[Dataset items]
== == ==
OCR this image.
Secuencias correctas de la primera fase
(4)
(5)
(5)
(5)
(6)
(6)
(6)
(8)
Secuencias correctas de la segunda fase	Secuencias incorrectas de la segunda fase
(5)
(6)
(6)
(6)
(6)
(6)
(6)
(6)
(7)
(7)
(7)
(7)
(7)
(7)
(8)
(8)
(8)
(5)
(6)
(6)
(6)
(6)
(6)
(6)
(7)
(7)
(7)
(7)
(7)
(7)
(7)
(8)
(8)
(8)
== == ==
**Instruction:** Output the listing above without altering a single character.

**Final answer:**
OCR this image.
Secuencias correctas de la primera fase
(4)
(5)
(5)
(5)
(6)
(6)
(6)
(8)
Secuencias correctas de la segunda fase	Secuencias incorrectas de la segunda fase
(5)
(6)
(6)
(6)
(6)
(6)
(6)
(6)
(7)
(7)
(7)
(7)
(7)
(7)
(8)
(8)
(8)
(5)
(6)
(6)
(6)
(6)
(6)
(6)
(7)
(7)
(7)
(7)
(7)
(7)
(7)
(8)
(8)
(8)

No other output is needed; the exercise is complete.